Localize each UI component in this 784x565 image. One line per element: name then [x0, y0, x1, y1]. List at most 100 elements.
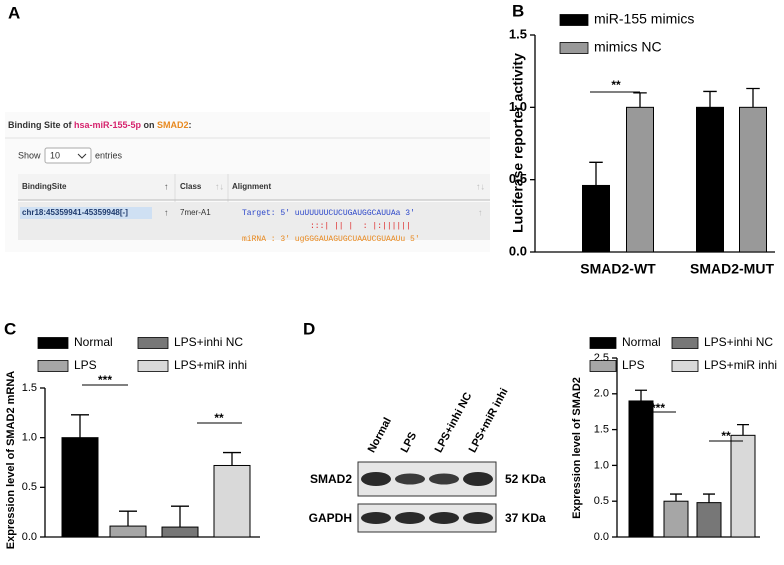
- lane-label: Normal: [366, 416, 394, 455]
- legend-label: LPS: [74, 358, 97, 372]
- legend-label: LPS: [622, 358, 645, 372]
- band: [361, 512, 391, 524]
- bar: [730, 434, 756, 538]
- mirna-name: hsa-miR-155-5p: [74, 120, 142, 130]
- error-bar: [223, 451, 241, 466]
- western-blot: Normal LPS LPS+inhi NC LPS+miR inhi SMAD…: [309, 386, 546, 533]
- protein-label: GAPDH: [309, 511, 352, 525]
- column-header[interactable]: Alignment: [232, 182, 271, 191]
- band: [395, 473, 425, 485]
- y-axis-label: Expression level of SMAD2 mRNA: [5, 371, 17, 550]
- panel-label: D: [303, 319, 315, 338]
- bar: [696, 106, 724, 253]
- y-tick-label: 0.0: [509, 243, 527, 258]
- table-title: Binding Site of hsa-miR-155-5p on SMAD2:: [8, 120, 192, 130]
- show-label: Show: [18, 150, 41, 160]
- error-bar: [703, 90, 717, 108]
- page-size-value: 10: [50, 150, 60, 160]
- mirna-sequence: miRNA : 3' ugGGGAUAGUGCUAAUCGUAAUu 5': [242, 235, 420, 244]
- sort-icon: ↑↓: [476, 181, 485, 191]
- legend-label: mimics NC: [594, 39, 662, 55]
- band: [361, 472, 391, 486]
- legend-swatch: [137, 360, 169, 372]
- significance-label: **: [611, 78, 621, 92]
- error-bar: [171, 505, 189, 528]
- y-tick-label: 1.0: [509, 99, 527, 114]
- column-header[interactable]: Class: [180, 182, 202, 191]
- bar: [628, 400, 654, 538]
- legend-swatch: [37, 360, 69, 372]
- sort-icon: ↑: [164, 207, 169, 217]
- x-tick-label: SMAD2-WT: [580, 261, 656, 277]
- y-tick-label: 1.0: [22, 432, 37, 444]
- bar: [161, 526, 199, 538]
- page-size-select[interactable]: [44, 147, 92, 164]
- y-tick-label: 0.0: [22, 531, 37, 543]
- legend-swatch: [671, 360, 699, 372]
- y-axis-label: Luciferase reporter activity: [510, 53, 526, 233]
- significance-label: ***: [98, 373, 112, 387]
- legend-swatch: [137, 337, 169, 349]
- bar: [626, 106, 654, 253]
- bar: [213, 464, 251, 538]
- legend-label: LPS+inhi NC: [704, 335, 773, 349]
- legend-label: LPS+miR inhi: [704, 358, 777, 372]
- legend-swatch: [671, 337, 699, 349]
- y-tick-label: 0.5: [22, 481, 37, 493]
- significance-label: **: [214, 411, 224, 425]
- error-bar: [119, 510, 137, 527]
- y-tick-label: 0.0: [594, 531, 609, 543]
- entries-label: entries: [95, 150, 123, 160]
- band: [429, 512, 459, 524]
- panel-label: B: [512, 1, 524, 20]
- legend-swatch: [589, 337, 617, 349]
- legend-swatch: [559, 42, 589, 54]
- band: [463, 472, 493, 486]
- header-row: [18, 174, 490, 200]
- band: [463, 512, 493, 524]
- target-sequence: Target: 5' uuUUUUUCUCUGAUGGCAUUAa 3': [242, 209, 415, 218]
- error-bar: [737, 423, 749, 436]
- title-text: Binding Site of: [8, 120, 74, 130]
- panel-label: C: [4, 319, 16, 338]
- bar: [61, 437, 99, 538]
- x-tick-label: SMAD2-MUT: [690, 261, 774, 277]
- sort-icon: ↑: [478, 207, 483, 217]
- binding-table: Binding Site of hsa-miR-155-5p on SMAD2:…: [5, 112, 490, 252]
- title-text: :: [189, 120, 192, 130]
- panel-label: A: [8, 3, 20, 22]
- band: [429, 473, 459, 485]
- sort-icon: ↑: [164, 181, 169, 191]
- bar: [696, 502, 722, 538]
- y-tick-label: 1.5: [509, 26, 527, 41]
- y-axis-label: Expression level of SMAD2: [571, 377, 583, 519]
- column-header[interactable]: BindingSite: [22, 182, 67, 191]
- pairing: :::| || | : |:||||||: [310, 222, 411, 231]
- y-tick-label: 1.5: [22, 382, 37, 394]
- bar: [739, 106, 767, 253]
- binding-site: chr18:45359941-45359948[-]: [22, 208, 128, 217]
- title-text: on: [141, 120, 157, 130]
- error-bar: [635, 389, 647, 401]
- bar: [663, 500, 689, 538]
- legend-swatch: [559, 14, 589, 26]
- y-tick-label: 1.5: [594, 424, 609, 436]
- legend-label: Normal: [622, 335, 661, 349]
- legend-label: LPS+miR inhi: [174, 358, 247, 372]
- size-label: 37 KDa: [505, 511, 546, 525]
- select-caret: [77, 153, 87, 159]
- sort-icon: ↑↓: [215, 181, 224, 191]
- y-tick-label: 0.5: [594, 495, 609, 507]
- protein-label: SMAD2: [310, 472, 352, 486]
- y-tick-label: 2.0: [594, 388, 609, 400]
- site-class: 7mer-A1: [180, 208, 211, 217]
- gene-name: SMAD2: [157, 120, 189, 130]
- y-tick-label: 1.0: [594, 459, 609, 471]
- error-bar: [746, 87, 760, 108]
- legend-label: Normal: [74, 335, 113, 349]
- bar: [582, 184, 610, 253]
- lane-label: LPS: [399, 430, 420, 455]
- error-bar: [633, 92, 647, 108]
- significance-label: ***: [651, 401, 665, 415]
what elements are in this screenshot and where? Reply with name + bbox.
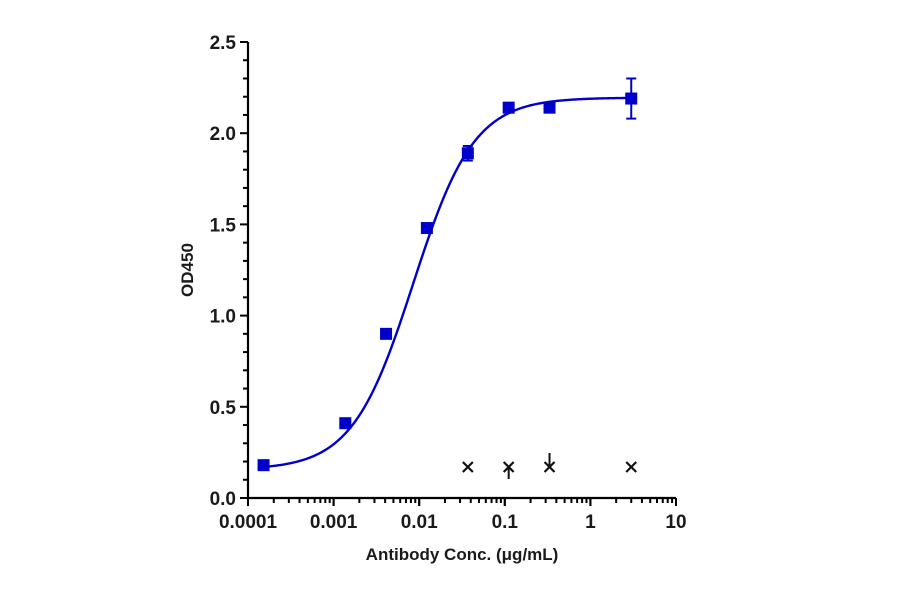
fit-curve-path [263, 96, 632, 469]
y-axis: 0.0 0.5 1.0 1.5 2.0 2.5 [210, 33, 250, 510]
x-axis: 0.0001 0.001 0.01 0.1 1 10 [219, 496, 687, 533]
y-tick-label: 0.0 [210, 489, 236, 510]
y-tick-label: 2.0 [210, 124, 236, 145]
y-tick-label: 1.5 [210, 215, 237, 236]
y-tick-label: 2.5 [210, 33, 237, 54]
y-axis-title: OD450 [178, 243, 197, 297]
sample-point-square [543, 101, 556, 114]
sample-point-square [257, 459, 270, 472]
x-tick-label: 0.01 [401, 512, 438, 533]
x-tick-label: 0.001 [310, 512, 358, 533]
x-tick-label: 0.1 [492, 512, 519, 533]
sample-point-square [380, 327, 393, 340]
control-point-x [462, 461, 474, 473]
x-axis-title: Antibody Conc. (μg/mL) [366, 545, 559, 564]
sample-point-square [461, 147, 474, 160]
x-tick-label: 10 [665, 512, 686, 533]
control-point-x [625, 461, 638, 473]
sample-point-square [420, 222, 433, 235]
fit-curve [263, 96, 632, 469]
x-tick-label: 0.0001 [219, 512, 278, 533]
x-tick-label: 1 [585, 512, 596, 533]
y-tick-label: 1.0 [210, 307, 236, 328]
sample-point-square [625, 92, 638, 105]
sample-point-square [339, 417, 352, 430]
sample-point-square [502, 101, 515, 114]
data-points [257, 77, 638, 479]
y-tick-label: 0.5 [210, 398, 237, 419]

*-*-*

What the task requires: Exact copy, no pictures: set down all the entries again as they stand.

Answer for the task:
Localize each UI component in this 784x565 image. One line per element: name then [x0, y0, x1, y1]. List at most 100 elements.
- lane-label: Normal: [366, 416, 394, 455]
- legend-label: LPS: [74, 358, 97, 372]
- legend-label: LPS: [622, 358, 645, 372]
- band: [361, 512, 391, 524]
- bar: [730, 434, 756, 538]
- mirna-name: hsa-miR-155-5p: [74, 120, 142, 130]
- error-bar: [223, 451, 241, 466]
- western-blot: Normal LPS LPS+inhi NC LPS+miR inhi SMAD…: [309, 386, 546, 533]
- protein-label: GAPDH: [309, 511, 352, 525]
- column-header[interactable]: Alignment: [232, 182, 271, 191]
- band: [395, 473, 425, 485]
- y-axis-label: Expression level of SMAD2 mRNA: [5, 371, 17, 550]
- panel-label: D: [303, 319, 315, 338]
- bar: [696, 106, 724, 253]
- y-tick-label: 0.0: [509, 243, 527, 258]
- table-title: Binding Site of hsa-miR-155-5p on SMAD2:: [8, 120, 192, 130]
- show-label: Show: [18, 150, 41, 160]
- error-bar: [703, 90, 717, 108]
- page-size-value: 10: [50, 150, 60, 160]
- mirna-sequence: miRNA : 3' ugGGGAUAGUGCUAAUCGUAAUu 5': [242, 235, 420, 244]
- sort-icon: ↑↓: [476, 181, 485, 191]
- legend-label: mimics NC: [594, 39, 662, 55]
- band: [361, 472, 391, 486]
- legend-swatch: [137, 360, 169, 372]
- significance-label: **: [611, 78, 621, 92]
- error-bar: [171, 505, 189, 528]
- y-tick-label: 1.0: [509, 99, 527, 114]
- column-header[interactable]: Class: [180, 182, 202, 191]
- bar: [628, 400, 654, 538]
- legend-swatch: [37, 360, 69, 372]
- sort-icon: ↑: [164, 207, 169, 217]
- x-tick-label: SMAD2-WT: [580, 261, 656, 277]
- y-tick-label: 1.0: [22, 432, 37, 444]
- bar: [161, 526, 199, 538]
- page-size-select[interactable]: [44, 147, 92, 164]
- y-tick-label: 0.0: [22, 531, 37, 543]
- legend-swatch: [671, 360, 699, 372]
- y-axis-label: Luciferase reporter activity: [510, 53, 526, 233]
- significance-label: ***: [98, 373, 112, 387]
- legend-swatch: [137, 337, 169, 349]
- bar: [626, 106, 654, 253]
- bar: [213, 464, 251, 538]
- legend-label: LPS+inhi NC: [704, 335, 773, 349]
- legend-label: LPS+miR inhi: [704, 358, 777, 372]
- legend-swatch: [671, 337, 699, 349]
- y-tick-label: 0.5: [22, 481, 37, 493]
- significance-label: **: [214, 411, 224, 425]
- error-bar: [119, 510, 137, 527]
- y-tick-label: 0.0: [594, 531, 609, 543]
- entries-label: entries: [95, 150, 123, 160]
- band: [429, 512, 459, 524]
- panel-label: B: [512, 1, 524, 20]
- legend-swatch: [589, 337, 617, 349]
- legend-swatch: [559, 42, 589, 54]
- band: [463, 472, 493, 486]
- header-row: [18, 174, 490, 200]
- band: [463, 512, 493, 524]
- target-sequence: Target: 5' uuUUUUUCUCUGAUGGCAUUAa 3': [242, 209, 415, 218]
- error-bar: [737, 423, 749, 436]
- title-text: Binding Site of: [8, 120, 74, 130]
- panel-label: C: [4, 319, 16, 338]
- bar: [61, 437, 99, 538]
- x-tick-label: SMAD2-MUT: [690, 261, 774, 277]
- sort-icon: ↑: [478, 207, 483, 217]
- binding-table: Binding Site of hsa-miR-155-5p on SMAD2:…: [5, 112, 490, 252]
- title-text: :: [189, 120, 192, 130]
- panel-label: A: [8, 3, 20, 22]
- band: [429, 473, 459, 485]
- sort-icon: ↑: [164, 181, 169, 191]
- bar: [696, 502, 722, 538]
- y-tick-label: 1.5: [509, 26, 527, 41]
- y-axis-label: Expression level of SMAD2: [571, 377, 583, 519]
- column-header[interactable]: BindingSite: [22, 182, 67, 191]
- pairing: :::| || | : |:||||||: [310, 222, 411, 231]
- y-tick-label: 1.5: [22, 382, 37, 394]
- bar: [739, 106, 767, 253]
- binding-site: chr18:45359941-45359948[-]: [22, 208, 128, 217]
- title-text: on: [141, 120, 157, 130]
- error-bar: [635, 389, 647, 401]
- bar: [663, 500, 689, 538]
- legend-swatch: [559, 14, 589, 26]
- y-tick-label: 1.5: [594, 424, 609, 436]
- legend-label: Normal: [622, 335, 661, 349]
- legend-label: LPS+miR inhi: [174, 358, 247, 372]
- size-label: 37 KDa: [505, 511, 546, 525]
- select-caret: [77, 153, 87, 159]
- sort-icon: ↑↓: [215, 181, 224, 191]
- y-tick-label: 0.5: [594, 495, 609, 507]
- protein-label: SMAD2: [310, 472, 352, 486]
- y-tick-label: 2.0: [594, 388, 609, 400]
- site-class: 7mer-A1: [180, 208, 211, 217]
- gene-name: SMAD2: [157, 120, 189, 130]
- y-tick-label: 1.0: [594, 459, 609, 471]
- error-bar: [746, 87, 760, 108]
- legend-label: Normal: [74, 335, 113, 349]
- bar: [582, 184, 610, 253]
- lane-label: LPS: [399, 430, 420, 455]
- error-bar: [633, 92, 647, 108]
- significance-label: ***: [651, 401, 665, 415]
what elements are in this screenshot and where? Reply with name + bbox.
fit-curve-path [263, 96, 632, 469]
y-axis: 0.0 0.5 1.0 1.5 2.0 2.5 [210, 33, 250, 510]
x-axis: 0.0001 0.001 0.01 0.1 1 10 [219, 496, 687, 533]
y-tick-label: 0.0 [210, 489, 236, 510]
y-tick-label: 2.0 [210, 124, 236, 145]
y-tick-label: 1.5 [210, 215, 237, 236]
y-tick-label: 2.5 [210, 33, 237, 54]
y-axis-title: OD450 [178, 243, 197, 297]
sample-point-square [543, 101, 556, 114]
sample-point-square [257, 459, 270, 472]
x-tick-label: 0.01 [401, 512, 438, 533]
x-tick-label: 0.001 [310, 512, 358, 533]
x-tick-label: 0.1 [492, 512, 519, 533]
sample-point-square [380, 327, 393, 340]
control-point-x [462, 461, 474, 473]
x-axis-title: Antibody Conc. (μg/mL) [366, 545, 559, 564]
sample-point-square [461, 147, 474, 160]
x-tick-label: 10 [665, 512, 686, 533]
control-point-x [625, 461, 638, 473]
sample-point-square [420, 222, 433, 235]
fit-curve [263, 96, 632, 469]
x-tick-label: 0.0001 [219, 512, 278, 533]
x-tick-label: 1 [585, 512, 596, 533]
y-tick-label: 1.0 [210, 307, 236, 328]
sample-point-square [625, 92, 638, 105]
sample-point-square [339, 417, 352, 430]
sample-point-square [502, 101, 515, 114]
data-points [257, 77, 638, 479]
y-tick-label: 0.5 [210, 398, 237, 419]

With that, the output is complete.